*INSTRUCTION:* Extract every entry word for word. Skip the pictures.

☆ ☆ ☆ ☆

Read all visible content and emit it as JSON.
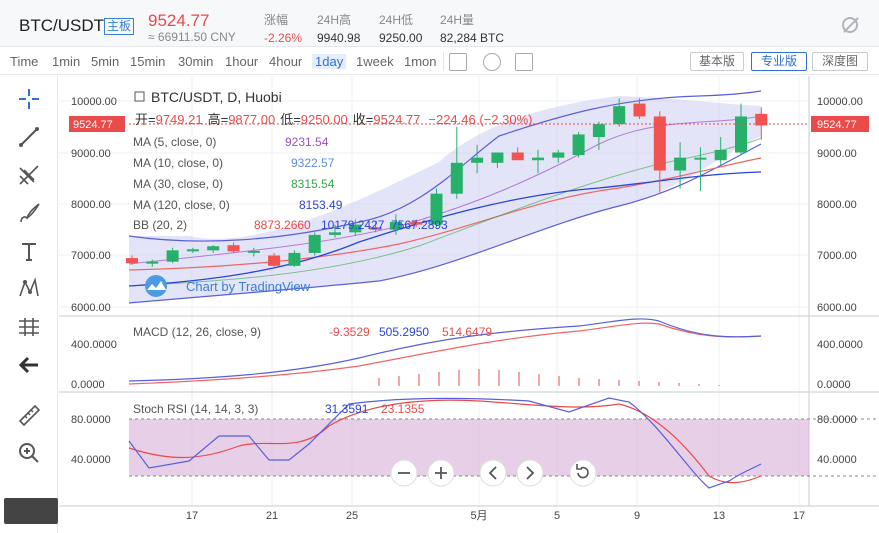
{
  "header": {
    "pair": "BTC/USDT",
    "badge": "主板",
    "price": "9524.77",
    "cny": "≈ 66911.50 CNY",
    "stats": [
      {
        "label": "涨幅",
        "value": "-2.26%",
        "red": true
      },
      {
        "label": "24H高",
        "value": "9940.98"
      },
      {
        "label": "24H低",
        "value": "9250.00"
      },
      {
        "label": "24H量",
        "value": "82,284 BTC"
      }
    ]
  },
  "timeframes": [
    "Time",
    "1min",
    "5min",
    "15min",
    "30min",
    "1hour",
    "4hour",
    "1day",
    "1week",
    "1mon"
  ],
  "active_timeframe": "1day",
  "view_buttons": [
    "基本版",
    "专业版",
    "深度图"
  ],
  "active_view": "专业版",
  "tools": [
    "crosshair-icon",
    "trendline-icon",
    "pitchfork-icon",
    "brush-icon",
    "text-icon",
    "pattern-icon",
    "measure-icon",
    "back-arrow-icon",
    "ruler-icon",
    "zoom-in-icon"
  ],
  "legend": {
    "title": "BTC/USDT, D, Huobi",
    "ohlc": {
      "o_label": "开=",
      "o": "9749.21",
      "h_label": "高=",
      "h": "9877.00",
      "l_label": "低=",
      "l": "9250.00",
      "c_label": "收=",
      "c": "9524.77",
      "chg": "−224.46 (−2.30%)"
    },
    "ma": [
      {
        "label": "MA (5, close, 0)",
        "value": "9231.54",
        "color": "#9c4fc9"
      },
      {
        "label": "MA (10, close, 0)",
        "value": "9322.57",
        "color": "#5d8ed9"
      },
      {
        "label": "MA (30, close, 0)",
        "value": "8315.54",
        "color": "#3aa64b"
      },
      {
        "label": "MA (120, close, 0)",
        "value": "8153.49",
        "color": "#2a44d8"
      }
    ],
    "bb": {
      "label": "BB (20, 2)",
      "v1": "8873.2660",
      "v2": "10179.2427",
      "v3": "7567.2893"
    },
    "macd": {
      "label": "MACD (12, 26, close, 9)",
      "v1": "-9.3529",
      "v2": "505.2950",
      "v3": "514.6479"
    },
    "stoch": {
      "label": "Stoch RSI (14, 14, 3, 3)",
      "v1": "31.3591",
      "v2": "23.1355"
    }
  },
  "price_axis": [
    "10000.00",
    "9000.00",
    "8000.00",
    "7000.00",
    "6000.00"
  ],
  "macd_axis": [
    "400.0000",
    "0.0000"
  ],
  "stoch_axis": [
    "80.0000",
    "40.0000"
  ],
  "current_price_tag": "9524.77",
  "watermark": "Chart by TradingView",
  "x_labels": [
    "17",
    "21",
    "25",
    "5月",
    "5",
    "9",
    "13",
    "17"
  ],
  "chart_data": {
    "type": "candlestick",
    "title": "BTC/USDT, D, Huobi",
    "candles": [
      {
        "o": 6950,
        "h": 7000,
        "l": 6820,
        "c": 6850
      },
      {
        "o": 6850,
        "h": 6920,
        "l": 6780,
        "c": 6880
      },
      {
        "o": 6880,
        "h": 7150,
        "l": 6850,
        "c": 7100
      },
      {
        "o": 7100,
        "h": 7150,
        "l": 7050,
        "c": 7120
      },
      {
        "o": 7100,
        "h": 7200,
        "l": 7050,
        "c": 7180
      },
      {
        "o": 7200,
        "h": 7250,
        "l": 7050,
        "c": 7080
      },
      {
        "o": 7080,
        "h": 7150,
        "l": 6980,
        "c": 7090
      },
      {
        "o": 7000,
        "h": 7050,
        "l": 6780,
        "c": 6800
      },
      {
        "o": 6800,
        "h": 7100,
        "l": 6780,
        "c": 7050
      },
      {
        "o": 7050,
        "h": 7450,
        "l": 7000,
        "c": 7400
      },
      {
        "o": 7400,
        "h": 7600,
        "l": 7350,
        "c": 7450
      },
      {
        "o": 7450,
        "h": 7700,
        "l": 7380,
        "c": 7600
      },
      {
        "o": 7550,
        "h": 7650,
        "l": 7450,
        "c": 7500
      },
      {
        "o": 7500,
        "h": 7800,
        "l": 7400,
        "c": 7650
      },
      {
        "o": 7650,
        "h": 7700,
        "l": 7550,
        "c": 7600
      },
      {
        "o": 7600,
        "h": 8300,
        "l": 7550,
        "c": 8200
      },
      {
        "o": 8200,
        "h": 9500,
        "l": 8100,
        "c": 8800
      },
      {
        "o": 8800,
        "h": 9150,
        "l": 8600,
        "c": 8900
      },
      {
        "o": 8800,
        "h": 9000,
        "l": 8700,
        "c": 9000
      },
      {
        "o": 9000,
        "h": 9100,
        "l": 8850,
        "c": 8850
      },
      {
        "o": 8850,
        "h": 9050,
        "l": 8600,
        "c": 8900
      },
      {
        "o": 8900,
        "h": 9050,
        "l": 8800,
        "c": 9000
      },
      {
        "o": 8950,
        "h": 9400,
        "l": 8900,
        "c": 9350
      },
      {
        "o": 9300,
        "h": 9600,
        "l": 9050,
        "c": 9550
      },
      {
        "o": 9550,
        "h": 10050,
        "l": 9500,
        "c": 9900
      },
      {
        "o": 9950,
        "h": 10050,
        "l": 9650,
        "c": 9700
      },
      {
        "o": 9700,
        "h": 9800,
        "l": 8200,
        "c": 8650
      },
      {
        "o": 8650,
        "h": 9200,
        "l": 8300,
        "c": 8900
      },
      {
        "o": 8900,
        "h": 9100,
        "l": 8250,
        "c": 8900
      },
      {
        "o": 8850,
        "h": 9300,
        "l": 8750,
        "c": 9050
      },
      {
        "o": 9000,
        "h": 9950,
        "l": 8950,
        "c": 9700
      },
      {
        "o": 9750,
        "h": 9877,
        "l": 9250,
        "c": 9525
      }
    ],
    "ylim": [
      5900,
      10250
    ]
  }
}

☆ ☆ ☆ ☆

*RESULT:*
Read all visible content and emit it as JSON.
{
  "header": {
    "pair": "BTC/USDT",
    "badge": "主板",
    "price": "9524.77",
    "cny": "≈ 66911.50 CNY",
    "stats": [
      {
        "label": "涨幅",
        "value": "-2.26%",
        "red": true
      },
      {
        "label": "24H高",
        "value": "9940.98"
      },
      {
        "label": "24H低",
        "value": "9250.00"
      },
      {
        "label": "24H量",
        "value": "82,284 BTC"
      }
    ]
  },
  "timeframes": [
    "Time",
    "1min",
    "5min",
    "15min",
    "30min",
    "1hour",
    "4hour",
    "1day",
    "1week",
    "1mon"
  ],
  "active_timeframe": "1day",
  "view_buttons": [
    "基本版",
    "专业版",
    "深度图"
  ],
  "active_view": "专业版",
  "tools": [
    "crosshair-icon",
    "trendline-icon",
    "pitchfork-icon",
    "brush-icon",
    "text-icon",
    "pattern-icon",
    "measure-icon",
    "back-arrow-icon",
    "ruler-icon",
    "zoom-in-icon"
  ],
  "legend": {
    "title": "BTC/USDT, D, Huobi",
    "ohlc": {
      "o_label": "开=",
      "o": "9749.21",
      "h_label": "高=",
      "h": "9877.00",
      "l_label": "低=",
      "l": "9250.00",
      "c_label": "收=",
      "c": "9524.77",
      "chg": "−224.46 (−2.30%)"
    },
    "ma": [
      {
        "label": "MA (5, close, 0)",
        "value": "9231.54",
        "color": "#9c4fc9"
      },
      {
        "label": "MA (10, close, 0)",
        "value": "9322.57",
        "color": "#5d8ed9"
      },
      {
        "label": "MA (30, close, 0)",
        "value": "8315.54",
        "color": "#3aa64b"
      },
      {
        "label": "MA (120, close, 0)",
        "value": "8153.49",
        "color": "#2a44d8"
      }
    ],
    "bb": {
      "label": "BB (20, 2)",
      "v1": "8873.2660",
      "v2": "10179.2427",
      "v3": "7567.2893"
    },
    "macd": {
      "label": "MACD (12, 26, close, 9)",
      "v1": "-9.3529",
      "v2": "505.2950",
      "v3": "514.6479"
    },
    "stoch": {
      "label": "Stoch RSI (14, 14, 3, 3)",
      "v1": "31.3591",
      "v2": "23.1355"
    }
  },
  "price_axis": [
    "10000.00",
    "9000.00",
    "8000.00",
    "7000.00",
    "6000.00"
  ],
  "macd_axis": [
    "400.0000",
    "0.0000"
  ],
  "stoch_axis": [
    "80.0000",
    "40.0000"
  ],
  "current_price_tag": "9524.77",
  "watermark": "Chart by TradingView",
  "x_labels": [
    "17",
    "21",
    "25",
    "5月",
    "5",
    "9",
    "13",
    "17"
  ],
  "chart_data": {
    "type": "candlestick",
    "title": "BTC/USDT, D, Huobi",
    "candles": [
      {
        "o": 6950,
        "h": 7000,
        "l": 6820,
        "c": 6850
      },
      {
        "o": 6850,
        "h": 6920,
        "l": 6780,
        "c": 6880
      },
      {
        "o": 6880,
        "h": 7150,
        "l": 6850,
        "c": 7100
      },
      {
        "o": 7100,
        "h": 7150,
        "l": 7050,
        "c": 7120
      },
      {
        "o": 7100,
        "h": 7200,
        "l": 7050,
        "c": 7180
      },
      {
        "o": 7200,
        "h": 7250,
        "l": 7050,
        "c": 7080
      },
      {
        "o": 7080,
        "h": 7150,
        "l": 6980,
        "c": 7090
      },
      {
        "o": 7000,
        "h": 7050,
        "l": 6780,
        "c": 6800
      },
      {
        "o": 6800,
        "h": 7100,
        "l": 6780,
        "c": 7050
      },
      {
        "o": 7050,
        "h": 7450,
        "l": 7000,
        "c": 7400
      },
      {
        "o": 7400,
        "h": 7600,
        "l": 7350,
        "c": 7450
      },
      {
        "o": 7450,
        "h": 7700,
        "l": 7380,
        "c": 7600
      },
      {
        "o": 7550,
        "h": 7650,
        "l": 7450,
        "c": 7500
      },
      {
        "o": 7500,
        "h": 7800,
        "l": 7400,
        "c": 7650
      },
      {
        "o": 7650,
        "h": 7700,
        "l": 7550,
        "c": 7600
      },
      {
        "o": 7600,
        "h": 8300,
        "l": 7550,
        "c": 8200
      },
      {
        "o": 8200,
        "h": 9500,
        "l": 8100,
        "c": 8800
      },
      {
        "o": 8800,
        "h": 9150,
        "l": 8600,
        "c": 8900
      },
      {
        "o": 8800,
        "h": 9000,
        "l": 8700,
        "c": 9000
      },
      {
        "o": 9000,
        "h": 9100,
        "l": 8850,
        "c": 8850
      },
      {
        "o": 8850,
        "h": 9050,
        "l": 8600,
        "c": 8900
      },
      {
        "o": 8900,
        "h": 9050,
        "l": 8800,
        "c": 9000
      },
      {
        "o": 8950,
        "h": 9400,
        "l": 8900,
        "c": 9350
      },
      {
        "o": 9300,
        "h": 9600,
        "l": 9050,
        "c": 9550
      },
      {
        "o": 9550,
        "h": 10050,
        "l": 9500,
        "c": 9900
      },
      {
        "o": 9950,
        "h": 10050,
        "l": 9650,
        "c": 9700
      },
      {
        "o": 9700,
        "h": 9800,
        "l": 8200,
        "c": 8650
      },
      {
        "o": 8650,
        "h": 9200,
        "l": 8300,
        "c": 8900
      },
      {
        "o": 8900,
        "h": 9100,
        "l": 8250,
        "c": 8900
      },
      {
        "o": 8850,
        "h": 9300,
        "l": 8750,
        "c": 9050
      },
      {
        "o": 9000,
        "h": 9950,
        "l": 8950,
        "c": 9700
      },
      {
        "o": 9750,
        "h": 9877,
        "l": 9250,
        "c": 9525
      }
    ],
    "ylim": [
      5900,
      10250
    ]
  }
}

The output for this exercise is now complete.